PROMPT: Collect each line holding the string "must".

MATERIALS PROVIDED:

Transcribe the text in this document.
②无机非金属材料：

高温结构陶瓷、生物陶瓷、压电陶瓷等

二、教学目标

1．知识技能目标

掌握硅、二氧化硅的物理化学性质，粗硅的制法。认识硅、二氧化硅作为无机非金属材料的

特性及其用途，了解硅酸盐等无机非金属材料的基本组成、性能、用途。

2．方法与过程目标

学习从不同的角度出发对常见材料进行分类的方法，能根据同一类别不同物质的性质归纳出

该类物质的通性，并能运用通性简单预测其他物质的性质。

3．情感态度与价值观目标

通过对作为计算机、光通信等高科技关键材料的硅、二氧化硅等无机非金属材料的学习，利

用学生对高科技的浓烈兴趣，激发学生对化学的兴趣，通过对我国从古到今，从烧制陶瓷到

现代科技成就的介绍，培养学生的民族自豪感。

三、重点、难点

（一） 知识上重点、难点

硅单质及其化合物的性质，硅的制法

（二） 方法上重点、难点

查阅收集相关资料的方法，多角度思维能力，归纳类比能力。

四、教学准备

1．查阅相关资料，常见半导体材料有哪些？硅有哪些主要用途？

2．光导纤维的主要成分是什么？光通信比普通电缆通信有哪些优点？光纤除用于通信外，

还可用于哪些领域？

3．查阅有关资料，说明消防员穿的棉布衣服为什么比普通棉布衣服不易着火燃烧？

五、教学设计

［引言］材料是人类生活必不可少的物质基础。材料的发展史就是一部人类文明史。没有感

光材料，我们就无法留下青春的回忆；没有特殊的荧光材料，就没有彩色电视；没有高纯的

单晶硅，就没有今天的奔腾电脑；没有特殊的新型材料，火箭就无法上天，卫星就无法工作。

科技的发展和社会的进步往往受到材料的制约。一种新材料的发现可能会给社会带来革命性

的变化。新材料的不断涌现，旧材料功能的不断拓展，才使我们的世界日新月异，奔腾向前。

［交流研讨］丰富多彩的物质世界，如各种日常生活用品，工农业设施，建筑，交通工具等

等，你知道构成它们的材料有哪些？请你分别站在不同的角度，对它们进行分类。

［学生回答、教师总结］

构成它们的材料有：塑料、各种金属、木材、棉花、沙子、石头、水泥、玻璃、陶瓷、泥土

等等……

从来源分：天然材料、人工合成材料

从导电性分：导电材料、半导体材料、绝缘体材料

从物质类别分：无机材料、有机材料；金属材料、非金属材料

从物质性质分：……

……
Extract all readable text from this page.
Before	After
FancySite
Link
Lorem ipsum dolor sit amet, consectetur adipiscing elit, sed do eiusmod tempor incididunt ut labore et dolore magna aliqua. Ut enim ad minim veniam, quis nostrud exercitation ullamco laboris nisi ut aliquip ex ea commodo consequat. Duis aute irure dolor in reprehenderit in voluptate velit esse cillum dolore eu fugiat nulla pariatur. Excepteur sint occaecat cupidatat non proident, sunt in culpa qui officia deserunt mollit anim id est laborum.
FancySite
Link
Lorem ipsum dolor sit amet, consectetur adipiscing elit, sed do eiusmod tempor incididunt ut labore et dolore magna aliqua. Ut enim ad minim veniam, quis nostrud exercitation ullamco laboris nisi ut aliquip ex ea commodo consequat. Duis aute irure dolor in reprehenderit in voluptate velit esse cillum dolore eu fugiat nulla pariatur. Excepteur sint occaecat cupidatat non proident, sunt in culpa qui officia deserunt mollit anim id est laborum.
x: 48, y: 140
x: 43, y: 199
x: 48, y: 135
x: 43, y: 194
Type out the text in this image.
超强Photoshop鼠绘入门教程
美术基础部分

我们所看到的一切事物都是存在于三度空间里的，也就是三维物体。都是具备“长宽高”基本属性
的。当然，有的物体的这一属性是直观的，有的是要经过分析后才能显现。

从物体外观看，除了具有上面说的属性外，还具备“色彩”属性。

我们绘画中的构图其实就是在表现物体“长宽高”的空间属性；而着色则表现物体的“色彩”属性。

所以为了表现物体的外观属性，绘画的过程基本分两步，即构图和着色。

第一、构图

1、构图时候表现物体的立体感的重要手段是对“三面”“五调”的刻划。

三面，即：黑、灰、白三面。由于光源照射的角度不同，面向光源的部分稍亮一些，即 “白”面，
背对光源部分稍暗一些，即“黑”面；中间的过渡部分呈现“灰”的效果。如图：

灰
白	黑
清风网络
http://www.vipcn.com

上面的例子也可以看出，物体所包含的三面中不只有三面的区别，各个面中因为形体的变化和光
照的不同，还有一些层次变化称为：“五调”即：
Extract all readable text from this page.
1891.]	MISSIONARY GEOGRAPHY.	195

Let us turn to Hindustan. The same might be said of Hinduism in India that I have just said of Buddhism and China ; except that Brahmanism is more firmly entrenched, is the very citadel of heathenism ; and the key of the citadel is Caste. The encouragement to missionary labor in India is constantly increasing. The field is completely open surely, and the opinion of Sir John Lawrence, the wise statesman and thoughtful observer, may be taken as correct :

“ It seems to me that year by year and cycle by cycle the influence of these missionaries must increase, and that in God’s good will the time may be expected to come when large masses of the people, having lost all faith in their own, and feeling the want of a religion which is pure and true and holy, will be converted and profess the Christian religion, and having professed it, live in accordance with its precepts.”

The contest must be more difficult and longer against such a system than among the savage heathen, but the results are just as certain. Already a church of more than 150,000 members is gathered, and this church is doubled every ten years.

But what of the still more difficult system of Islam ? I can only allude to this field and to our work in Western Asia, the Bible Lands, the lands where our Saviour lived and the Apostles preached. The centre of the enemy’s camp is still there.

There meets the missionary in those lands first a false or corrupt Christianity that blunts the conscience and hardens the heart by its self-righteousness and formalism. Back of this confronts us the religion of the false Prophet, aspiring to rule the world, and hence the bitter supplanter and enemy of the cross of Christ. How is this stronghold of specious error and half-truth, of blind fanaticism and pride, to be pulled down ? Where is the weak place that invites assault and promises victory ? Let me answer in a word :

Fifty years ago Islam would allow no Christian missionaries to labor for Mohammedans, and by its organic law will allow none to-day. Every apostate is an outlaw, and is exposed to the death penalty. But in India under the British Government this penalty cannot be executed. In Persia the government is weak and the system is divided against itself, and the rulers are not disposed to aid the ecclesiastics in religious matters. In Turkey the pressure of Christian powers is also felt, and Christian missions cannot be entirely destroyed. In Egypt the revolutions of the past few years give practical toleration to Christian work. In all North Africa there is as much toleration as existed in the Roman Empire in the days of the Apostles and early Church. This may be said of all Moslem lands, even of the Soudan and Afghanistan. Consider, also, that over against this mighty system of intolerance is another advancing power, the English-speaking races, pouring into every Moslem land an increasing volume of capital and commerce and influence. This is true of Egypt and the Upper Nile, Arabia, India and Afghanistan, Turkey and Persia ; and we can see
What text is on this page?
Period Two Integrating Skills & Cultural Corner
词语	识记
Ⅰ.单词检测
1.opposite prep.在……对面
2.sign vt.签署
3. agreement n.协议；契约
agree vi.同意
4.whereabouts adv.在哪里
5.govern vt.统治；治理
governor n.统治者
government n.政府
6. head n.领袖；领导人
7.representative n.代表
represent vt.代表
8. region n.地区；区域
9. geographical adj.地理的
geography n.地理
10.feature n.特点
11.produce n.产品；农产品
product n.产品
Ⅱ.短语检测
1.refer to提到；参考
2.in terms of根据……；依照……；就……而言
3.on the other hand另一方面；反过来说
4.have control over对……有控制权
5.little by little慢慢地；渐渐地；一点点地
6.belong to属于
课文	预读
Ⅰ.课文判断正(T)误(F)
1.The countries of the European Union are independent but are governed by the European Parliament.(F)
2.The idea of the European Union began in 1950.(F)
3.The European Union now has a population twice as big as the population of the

FINAL RESULT:
“ It seems to me that year by year and cycle by cycle the influence of these missionaries must increase, and that in God’s good will the time may be expected to come when large masses of the people, having lost all faith in their own, and feeling the want of a religion which is pure and true and holy, will be converted and profess the Christian religion, and having professed it, live in accordance with its precepts.”
The contest must be more difficult and longer against such a system than among the savage heathen, but the results are just as certain. Already a church of more than 150,000 members is gathered, and this church is doubled every ten years.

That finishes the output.